→ Task statement:
Reproduce all entries word for word.

──────── Task data ────────

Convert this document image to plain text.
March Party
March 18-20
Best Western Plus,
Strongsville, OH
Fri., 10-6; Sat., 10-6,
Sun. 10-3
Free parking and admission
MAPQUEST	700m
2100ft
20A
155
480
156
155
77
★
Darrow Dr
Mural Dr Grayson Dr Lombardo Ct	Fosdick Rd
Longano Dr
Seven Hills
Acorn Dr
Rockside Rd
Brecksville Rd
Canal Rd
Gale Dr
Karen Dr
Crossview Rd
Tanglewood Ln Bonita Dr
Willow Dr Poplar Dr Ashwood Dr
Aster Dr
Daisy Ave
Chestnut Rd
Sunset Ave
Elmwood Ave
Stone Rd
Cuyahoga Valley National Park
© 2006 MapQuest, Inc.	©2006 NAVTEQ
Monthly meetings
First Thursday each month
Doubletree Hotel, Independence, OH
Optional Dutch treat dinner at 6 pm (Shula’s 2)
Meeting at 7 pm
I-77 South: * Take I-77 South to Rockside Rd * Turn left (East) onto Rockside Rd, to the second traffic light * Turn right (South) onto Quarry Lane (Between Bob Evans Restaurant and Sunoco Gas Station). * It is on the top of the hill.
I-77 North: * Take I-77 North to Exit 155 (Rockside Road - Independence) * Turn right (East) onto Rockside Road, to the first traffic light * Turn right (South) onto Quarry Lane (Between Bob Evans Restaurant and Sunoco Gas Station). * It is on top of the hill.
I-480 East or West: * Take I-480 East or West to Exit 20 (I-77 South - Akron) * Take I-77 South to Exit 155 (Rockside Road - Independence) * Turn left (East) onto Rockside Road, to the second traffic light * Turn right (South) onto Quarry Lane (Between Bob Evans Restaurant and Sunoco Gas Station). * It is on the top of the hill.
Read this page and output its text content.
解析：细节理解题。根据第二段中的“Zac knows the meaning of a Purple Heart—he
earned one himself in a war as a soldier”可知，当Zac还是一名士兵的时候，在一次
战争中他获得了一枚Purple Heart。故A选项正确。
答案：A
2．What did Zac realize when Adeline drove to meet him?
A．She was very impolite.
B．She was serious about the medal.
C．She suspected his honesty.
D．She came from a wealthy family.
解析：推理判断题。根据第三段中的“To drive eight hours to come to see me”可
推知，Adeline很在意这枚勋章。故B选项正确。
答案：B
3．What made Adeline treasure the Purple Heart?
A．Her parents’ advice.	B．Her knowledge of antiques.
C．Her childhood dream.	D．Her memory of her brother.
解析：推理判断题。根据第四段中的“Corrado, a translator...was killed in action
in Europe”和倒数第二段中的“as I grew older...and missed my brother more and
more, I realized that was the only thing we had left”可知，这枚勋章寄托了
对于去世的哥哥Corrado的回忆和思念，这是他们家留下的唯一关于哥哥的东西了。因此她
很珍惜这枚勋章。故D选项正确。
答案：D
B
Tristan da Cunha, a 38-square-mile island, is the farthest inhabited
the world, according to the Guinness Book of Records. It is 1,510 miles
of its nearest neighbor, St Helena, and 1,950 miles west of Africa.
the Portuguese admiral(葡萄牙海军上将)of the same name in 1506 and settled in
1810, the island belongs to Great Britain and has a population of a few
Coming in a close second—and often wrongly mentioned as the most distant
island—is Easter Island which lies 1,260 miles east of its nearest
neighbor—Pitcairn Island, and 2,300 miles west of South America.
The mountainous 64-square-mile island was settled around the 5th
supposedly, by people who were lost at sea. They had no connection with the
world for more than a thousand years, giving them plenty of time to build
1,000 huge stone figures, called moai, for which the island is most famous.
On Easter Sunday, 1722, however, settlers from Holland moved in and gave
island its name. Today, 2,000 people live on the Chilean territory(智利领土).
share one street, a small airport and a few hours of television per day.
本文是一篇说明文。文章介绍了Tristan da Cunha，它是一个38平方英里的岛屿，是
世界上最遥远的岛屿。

────────

→ Result for this task:
Convert this document image to plain text.
March Party
March 18-20
Best Western Plus,
Strongsville, OH
Fri., 10-6; Sat., 10-6,
Sun. 10-3
Free parking and admission
MAPQUEST	700m
2100ft
20A
155
480
156
155
77
★
Darrow Dr
Mural Dr Grayson Dr Lombardo Ct	Fosdick Rd
Longano Dr
Seven Hills
Acorn Dr
Rockside Rd
Brecksville Rd
Canal Rd
Gale Dr
Karen Dr
Crossview Rd
Tanglewood Ln Bonita Dr
Willow Dr Poplar Dr Ashwood Dr
Aster Dr
Daisy Ave
Chestnut Rd
Sunset Ave
Elmwood Ave
Stone Rd
Cuyahoga Valley National Park
© 2006 MapQuest, Inc.	©2006 NAVTEQ
Monthly meetings
First Thursday each month
Doubletree Hotel, Independence, OH
Optional Dutch treat dinner at 6 pm (Shula’s 2)
Meeting at 7 pm
I-77 South: * Take I-77 South to Rockside Rd * Turn left (East) onto Rockside Rd, to the second traffic light * Turn right (South) onto Quarry Lane (Between Bob Evans Restaurant and Sunoco Gas Station). * It is on the top of the hill.
I-77 North: * Take I-77 North to Exit 155 (Rockside Road - Independence) * Turn right (East) onto Rockside Road, to the first traffic light * Turn right (South) onto Quarry Lane (Between Bob Evans Restaurant and Sunoco Gas Station). * It is on top of the hill.
I-480 East or West: * Take I-480 East or West to Exit 20 (I-77 South - Akron) * Take I-77 South to Exit 155 (Rockside Road - Independence) * Turn left (East) onto Rockside Road, to the second traffic light * Turn right (South) onto Quarry Lane (Between Bob Evans Restaurant and Sunoco Gas Station). * It is on the top of the hill.
Read this page and output its text content.
解析：细节理解题。根据第二段中的“Zac knows the meaning of a Purple Heart—he
earned one himself in a war as a soldier”可知，当Zac还是一名士兵的时候，在一次
战争中他获得了一枚Purple Heart。故A选项正确。
答案：A
2．What did Zac realize when Adeline drove to meet him?
A．She was very impolite.
B．She was serious about the medal.
C．She suspected his honesty.
D．She came from a wealthy family.
解析：推理判断题。根据第三段中的“To drive eight hours to come to see me”可
推知，Adeline很在意这枚勋章。故B选项正确。
答案：B
3．What made Adeline treasure the Purple Heart?
A．Her parents’ advice.	B．Her knowledge of antiques.
C．Her childhood dream.	D．Her memory of her brother.
解析：推理判断题。根据第四段中的“Corrado, a translator...was killed in action
in Europe”和倒数第二段中的“as I grew older...and missed my brother more and
more, I realized that was the only thing we had left”可知，这枚勋章寄托了
对于去世的哥哥Corrado的回忆和思念，这是他们家留下的唯一关于哥哥的东西了。因此她
很珍惜这枚勋章。故D选项正确。
答案：D
B
Tristan da Cunha, a 38-square-mile island, is the farthest inhabited
the world, according to the Guinness Book of Records. It is 1,510 miles
of its nearest neighbor, St Helena, and 1,950 miles west of Africa.
the Portuguese admiral(葡萄牙海军上将)of the same name in 1506 and settled in
1810, the island belongs to Great Britain and has a population of a few
Coming in a close second—and often wrongly mentioned as the most distant
island—is Easter Island which lies 1,260 miles east of its nearest
neighbor—Pitcairn Island, and 2,300 miles west of South America.
The mountainous 64-square-mile island was settled around the 5th
supposedly, by people who were lost at sea. They had no connection with the
world for more than a thousand years, giving them plenty of time to build
1,000 huge stone figures, called moai, for which the island is most famous.
On Easter Sunday, 1722, however, settlers from Holland moved in and gave
island its name. Today, 2,000 people live on the Chilean territory(智利领土).
share one street, a small airport and a few hours of television per day.
本文是一篇说明文。文章介绍了Tristan da Cunha，它是一个38平方英里的岛屿，是
世界上最遥远的岛屿。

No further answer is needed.